Records to use:

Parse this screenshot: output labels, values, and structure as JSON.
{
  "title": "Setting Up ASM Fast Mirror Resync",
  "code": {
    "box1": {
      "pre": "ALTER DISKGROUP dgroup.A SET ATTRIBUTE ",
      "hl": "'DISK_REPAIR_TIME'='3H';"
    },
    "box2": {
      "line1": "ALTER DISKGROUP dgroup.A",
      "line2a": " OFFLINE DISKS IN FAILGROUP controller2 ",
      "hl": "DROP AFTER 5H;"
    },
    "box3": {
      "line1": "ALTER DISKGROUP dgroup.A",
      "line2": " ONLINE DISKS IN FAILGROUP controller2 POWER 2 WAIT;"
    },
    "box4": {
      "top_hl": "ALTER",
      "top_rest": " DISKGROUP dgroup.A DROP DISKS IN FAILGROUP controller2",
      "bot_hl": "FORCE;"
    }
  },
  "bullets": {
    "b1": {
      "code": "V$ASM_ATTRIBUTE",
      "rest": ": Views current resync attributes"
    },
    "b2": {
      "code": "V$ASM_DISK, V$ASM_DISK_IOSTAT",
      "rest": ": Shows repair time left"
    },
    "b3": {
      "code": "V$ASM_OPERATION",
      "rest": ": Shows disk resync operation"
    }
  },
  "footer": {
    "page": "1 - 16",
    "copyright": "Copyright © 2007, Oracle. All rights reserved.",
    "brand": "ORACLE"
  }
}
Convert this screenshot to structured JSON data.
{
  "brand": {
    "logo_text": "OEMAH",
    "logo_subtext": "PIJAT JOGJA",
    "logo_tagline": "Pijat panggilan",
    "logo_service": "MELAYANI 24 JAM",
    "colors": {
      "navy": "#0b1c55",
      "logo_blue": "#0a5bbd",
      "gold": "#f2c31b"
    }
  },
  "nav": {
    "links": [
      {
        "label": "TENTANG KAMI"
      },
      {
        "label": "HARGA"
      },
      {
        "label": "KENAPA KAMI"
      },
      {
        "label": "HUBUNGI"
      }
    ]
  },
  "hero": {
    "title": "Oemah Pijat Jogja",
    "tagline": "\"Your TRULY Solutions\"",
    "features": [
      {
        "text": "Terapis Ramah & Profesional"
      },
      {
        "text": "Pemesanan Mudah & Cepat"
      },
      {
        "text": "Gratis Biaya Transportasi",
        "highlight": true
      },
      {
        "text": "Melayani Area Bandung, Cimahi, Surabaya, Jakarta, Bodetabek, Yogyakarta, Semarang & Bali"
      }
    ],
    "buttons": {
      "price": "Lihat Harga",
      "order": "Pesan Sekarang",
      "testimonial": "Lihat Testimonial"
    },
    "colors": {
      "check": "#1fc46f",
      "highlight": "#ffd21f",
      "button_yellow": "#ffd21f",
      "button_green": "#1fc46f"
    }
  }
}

Objective:
Give the listing above again, word for word.

Reply:
Parse this screenshot: output labels, values, and structure as JSON.
{
  "title": "Setting Up ASM Fast Mirror Resync",
  "code": {
    "box1": {
      "pre": "ALTER DISKGROUP dgroup.A SET ATTRIBUTE ",
      "hl": "'DISK_REPAIR_TIME'='3H';"
    },
    "box2": {
      "line1": "ALTER DISKGROUP dgroup.A",
      "line2a": " OFFLINE DISKS IN FAILGROUP controller2 ",
      "hl": "DROP AFTER 5H;"
    },
    "box3": {
      "line1": "ALTER DISKGROUP dgroup.A",
      "line2": " ONLINE DISKS IN FAILGROUP controller2 POWER 2 WAIT;"
    },
    "box4": {
      "top_hl": "ALTER",
      "top_rest": " DISKGROUP dgroup.A DROP DISKS IN FAILGROUP controller2",
      "bot_hl": "FORCE;"
    }
  },
  "bullets": {
    "b1": {
      "code": "V$ASM_ATTRIBUTE",
      "rest": ": Views current resync attributes"
    },
    "b2": {
      "code": "V$ASM_DISK, V$ASM_DISK_IOSTAT",
      "rest": ": Shows repair time left"
    },
    "b3": {
      "code": "V$ASM_OPERATION",
      "rest": ": Shows disk resync operation"
    }
  },
  "footer": {
    "page": "1 - 16",
    "copyright": "Copyright © 2007, Oracle. All rights reserved.",
    "brand": "ORACLE"
  }
}
Convert this screenshot to structured JSON data.
{
  "brand": {
    "logo_text": "OEMAH",
    "logo_subtext": "PIJAT JOGJA",
    "logo_tagline": "Pijat panggilan",
    "logo_service": "MELAYANI 24 JAM",
    "colors": {
      "navy": "#0b1c55",
      "logo_blue": "#0a5bbd",
      "gold": "#f2c31b"
    }
  },
  "nav": {
    "links": [
      {
        "label": "TENTANG KAMI"
      },
      {
        "label": "HARGA"
      },
      {
        "label": "KENAPA KAMI"
      },
      {
        "label": "HUBUNGI"
      }
    ]
  },
  "hero": {
    "title": "Oemah Pijat Jogja",
    "tagline": "\"Your TRULY Solutions\"",
    "features": [
      {
        "text": "Terapis Ramah & Profesional"
      },
      {
        "text": "Pemesanan Mudah & Cepat"
      },
      {
        "text": "Gratis Biaya Transportasi",
        "highlight": true
      },
      {
        "text": "Melayani Area Bandung, Cimahi, Surabaya, Jakarta, Bodetabek, Yogyakarta, Semarang & Bali"
      }
    ],
    "buttons": {
      "price": "Lihat Harga",
      "order": "Pesan Sekarang",
      "testimonial": "Lihat Testimonial"
    },
    "colors": {
      "check": "#1fc46f",
      "highlight": "#ffd21f",
      "button_yellow": "#ffd21f",
      "button_green": "#1fc46f"
    }
  }
}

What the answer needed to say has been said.